- _Written problem_: Track down every line below that holds "review" and copy it.

- _Data supplied_:

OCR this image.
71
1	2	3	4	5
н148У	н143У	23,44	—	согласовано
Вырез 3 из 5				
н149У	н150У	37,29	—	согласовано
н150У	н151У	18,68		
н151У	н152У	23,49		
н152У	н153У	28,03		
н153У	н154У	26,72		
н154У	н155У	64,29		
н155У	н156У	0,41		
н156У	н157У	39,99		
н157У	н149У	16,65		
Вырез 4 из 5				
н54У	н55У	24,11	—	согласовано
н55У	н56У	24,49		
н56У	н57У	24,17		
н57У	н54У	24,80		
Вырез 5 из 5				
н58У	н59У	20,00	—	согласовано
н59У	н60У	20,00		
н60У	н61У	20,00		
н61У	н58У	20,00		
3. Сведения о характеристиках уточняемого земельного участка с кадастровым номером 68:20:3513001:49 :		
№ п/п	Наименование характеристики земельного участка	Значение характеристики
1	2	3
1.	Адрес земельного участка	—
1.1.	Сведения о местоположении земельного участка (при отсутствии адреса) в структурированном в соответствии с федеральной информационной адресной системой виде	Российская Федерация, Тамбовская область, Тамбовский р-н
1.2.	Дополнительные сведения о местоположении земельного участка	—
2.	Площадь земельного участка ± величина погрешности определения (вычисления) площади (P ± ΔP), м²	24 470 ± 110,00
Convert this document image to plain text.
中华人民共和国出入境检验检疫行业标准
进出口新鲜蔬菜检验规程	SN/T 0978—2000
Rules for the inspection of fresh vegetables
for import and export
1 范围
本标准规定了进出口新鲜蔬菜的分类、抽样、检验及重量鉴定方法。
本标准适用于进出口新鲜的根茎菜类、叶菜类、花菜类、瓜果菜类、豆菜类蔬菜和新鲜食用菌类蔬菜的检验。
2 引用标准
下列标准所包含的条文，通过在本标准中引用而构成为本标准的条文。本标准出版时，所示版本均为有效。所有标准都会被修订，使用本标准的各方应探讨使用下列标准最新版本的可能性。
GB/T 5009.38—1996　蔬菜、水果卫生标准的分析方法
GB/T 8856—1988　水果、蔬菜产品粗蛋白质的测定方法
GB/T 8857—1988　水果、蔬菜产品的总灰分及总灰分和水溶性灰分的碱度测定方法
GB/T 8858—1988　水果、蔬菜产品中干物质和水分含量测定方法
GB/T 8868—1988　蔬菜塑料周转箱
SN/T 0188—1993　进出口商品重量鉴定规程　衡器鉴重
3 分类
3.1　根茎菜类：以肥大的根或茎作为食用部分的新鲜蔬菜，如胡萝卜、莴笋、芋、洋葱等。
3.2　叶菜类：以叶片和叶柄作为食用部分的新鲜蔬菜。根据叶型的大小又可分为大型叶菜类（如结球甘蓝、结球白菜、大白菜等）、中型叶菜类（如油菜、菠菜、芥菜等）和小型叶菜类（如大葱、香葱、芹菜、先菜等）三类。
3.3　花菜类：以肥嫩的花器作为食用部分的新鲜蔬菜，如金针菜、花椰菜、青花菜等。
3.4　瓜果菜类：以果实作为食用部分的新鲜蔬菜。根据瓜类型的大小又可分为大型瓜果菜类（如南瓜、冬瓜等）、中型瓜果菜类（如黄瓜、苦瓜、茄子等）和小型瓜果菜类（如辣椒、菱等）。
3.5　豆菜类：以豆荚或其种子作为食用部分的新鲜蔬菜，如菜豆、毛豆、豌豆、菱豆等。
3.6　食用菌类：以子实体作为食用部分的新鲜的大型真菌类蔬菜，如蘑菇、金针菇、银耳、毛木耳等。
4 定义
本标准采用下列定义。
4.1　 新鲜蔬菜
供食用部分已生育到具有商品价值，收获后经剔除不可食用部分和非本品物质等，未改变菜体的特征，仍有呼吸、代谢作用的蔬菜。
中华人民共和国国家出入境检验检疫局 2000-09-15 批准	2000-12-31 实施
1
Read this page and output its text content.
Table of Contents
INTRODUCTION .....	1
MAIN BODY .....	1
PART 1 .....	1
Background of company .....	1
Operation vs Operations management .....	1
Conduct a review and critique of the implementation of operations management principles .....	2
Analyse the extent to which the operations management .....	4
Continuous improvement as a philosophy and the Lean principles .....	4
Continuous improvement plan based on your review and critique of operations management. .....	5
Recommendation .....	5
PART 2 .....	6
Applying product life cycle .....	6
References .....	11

- _Solution for this problem_:
Conduct a review and critique of the implementation of operations management principles .....	2
Continuous improvement plan based on your review and critique of operations management. .....	5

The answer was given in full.